Directions: Look through the material below. Copy every line with the string "title" in it.

Data to use:
= = = = =
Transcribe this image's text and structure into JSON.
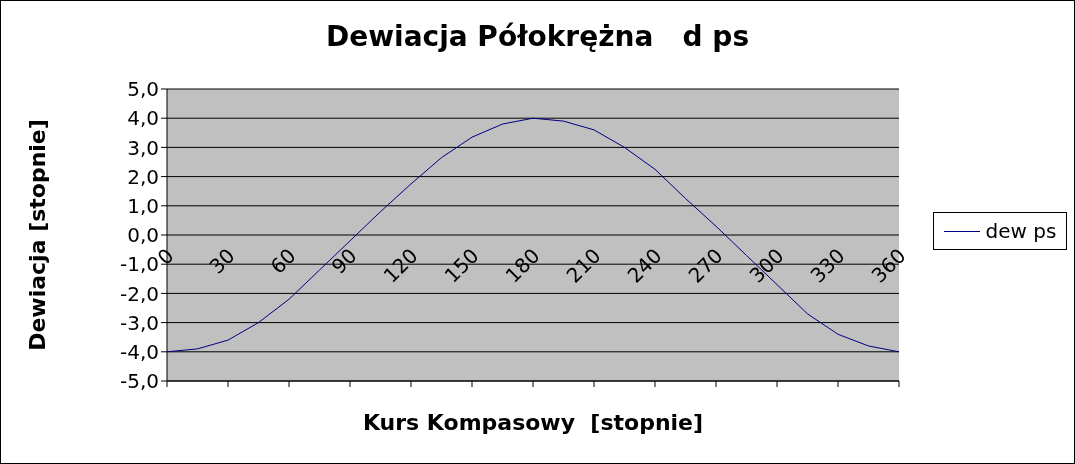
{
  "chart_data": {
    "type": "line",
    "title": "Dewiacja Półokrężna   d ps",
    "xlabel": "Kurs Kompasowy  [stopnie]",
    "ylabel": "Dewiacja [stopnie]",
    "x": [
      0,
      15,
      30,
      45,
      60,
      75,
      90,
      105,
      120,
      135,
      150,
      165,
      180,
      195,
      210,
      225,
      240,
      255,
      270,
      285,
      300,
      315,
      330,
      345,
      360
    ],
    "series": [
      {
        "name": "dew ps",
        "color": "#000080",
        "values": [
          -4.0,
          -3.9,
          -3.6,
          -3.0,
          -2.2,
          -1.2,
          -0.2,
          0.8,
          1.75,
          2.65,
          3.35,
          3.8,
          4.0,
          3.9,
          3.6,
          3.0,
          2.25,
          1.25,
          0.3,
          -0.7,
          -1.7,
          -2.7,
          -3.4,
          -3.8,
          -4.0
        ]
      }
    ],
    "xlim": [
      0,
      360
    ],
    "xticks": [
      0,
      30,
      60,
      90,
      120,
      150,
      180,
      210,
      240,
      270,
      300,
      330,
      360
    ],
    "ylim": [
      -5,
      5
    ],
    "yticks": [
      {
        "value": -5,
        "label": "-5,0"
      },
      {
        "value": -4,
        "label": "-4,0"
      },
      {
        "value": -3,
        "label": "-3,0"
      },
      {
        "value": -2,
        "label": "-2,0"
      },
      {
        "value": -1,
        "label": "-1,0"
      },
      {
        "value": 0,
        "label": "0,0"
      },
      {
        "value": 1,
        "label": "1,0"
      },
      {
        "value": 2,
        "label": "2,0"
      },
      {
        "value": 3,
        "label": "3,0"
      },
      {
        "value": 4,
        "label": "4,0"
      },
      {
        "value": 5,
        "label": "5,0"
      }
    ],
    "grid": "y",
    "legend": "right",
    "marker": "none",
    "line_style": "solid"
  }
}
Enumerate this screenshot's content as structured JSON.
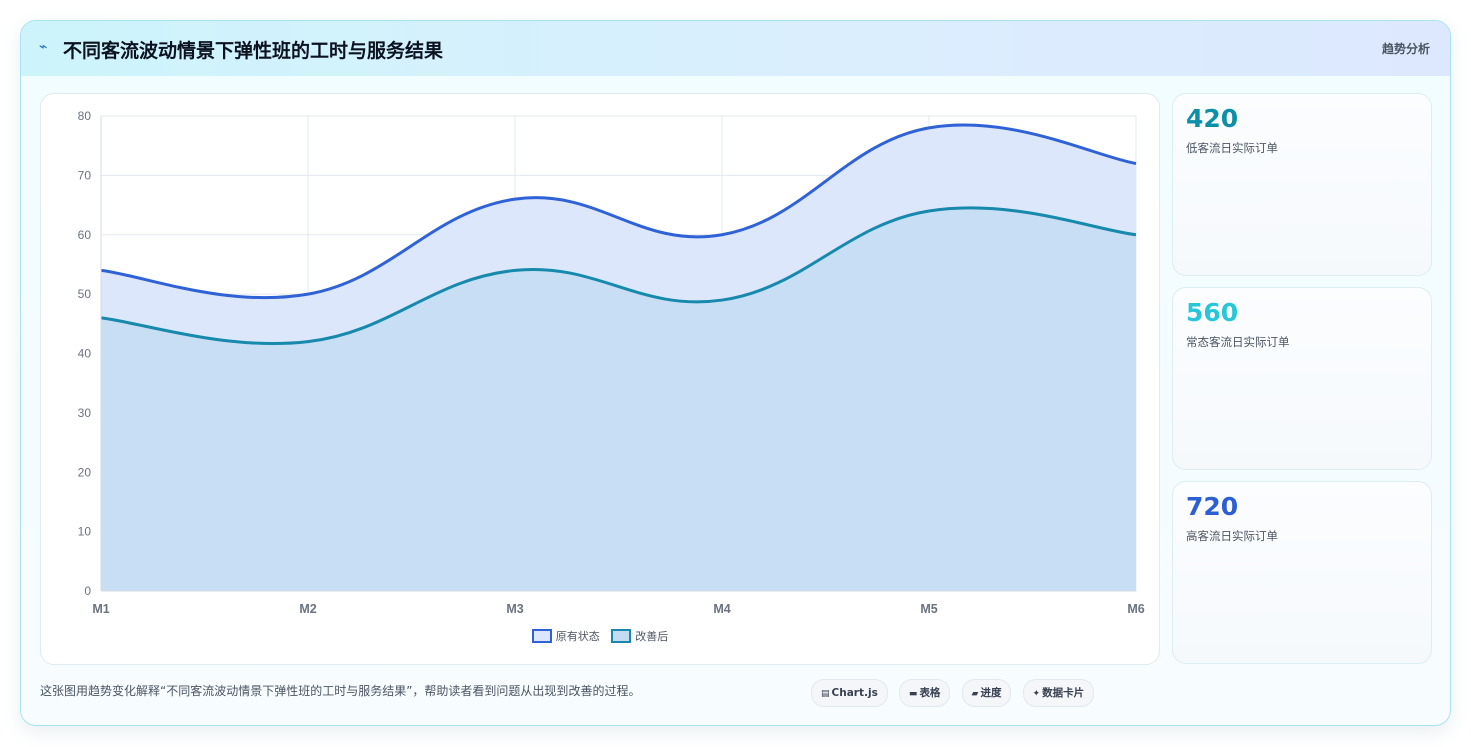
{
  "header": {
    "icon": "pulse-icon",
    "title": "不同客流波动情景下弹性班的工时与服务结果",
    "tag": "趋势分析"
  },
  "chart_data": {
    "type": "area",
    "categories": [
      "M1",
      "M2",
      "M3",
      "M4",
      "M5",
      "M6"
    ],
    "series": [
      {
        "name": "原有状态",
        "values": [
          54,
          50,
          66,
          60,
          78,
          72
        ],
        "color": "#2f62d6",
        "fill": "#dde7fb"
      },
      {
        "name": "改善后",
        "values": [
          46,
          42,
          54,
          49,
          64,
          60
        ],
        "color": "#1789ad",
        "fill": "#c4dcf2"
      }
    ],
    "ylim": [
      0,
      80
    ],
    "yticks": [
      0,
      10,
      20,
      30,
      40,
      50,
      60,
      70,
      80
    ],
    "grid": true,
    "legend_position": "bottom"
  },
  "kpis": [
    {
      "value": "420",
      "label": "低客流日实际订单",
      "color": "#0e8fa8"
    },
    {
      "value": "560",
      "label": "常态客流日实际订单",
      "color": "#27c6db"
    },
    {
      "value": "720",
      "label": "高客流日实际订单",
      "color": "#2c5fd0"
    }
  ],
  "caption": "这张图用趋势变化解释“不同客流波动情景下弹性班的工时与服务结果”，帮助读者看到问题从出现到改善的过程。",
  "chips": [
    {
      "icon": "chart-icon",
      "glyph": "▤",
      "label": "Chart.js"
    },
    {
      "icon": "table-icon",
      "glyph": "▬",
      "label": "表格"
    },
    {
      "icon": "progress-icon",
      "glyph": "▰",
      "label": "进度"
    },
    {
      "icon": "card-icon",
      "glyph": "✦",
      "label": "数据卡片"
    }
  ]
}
= = = = =
Response to this task:
    "title": "Dewiacja Półokrężna   d ps",
    "title": "不同客流波动情景下弹性班的工时与服务结果",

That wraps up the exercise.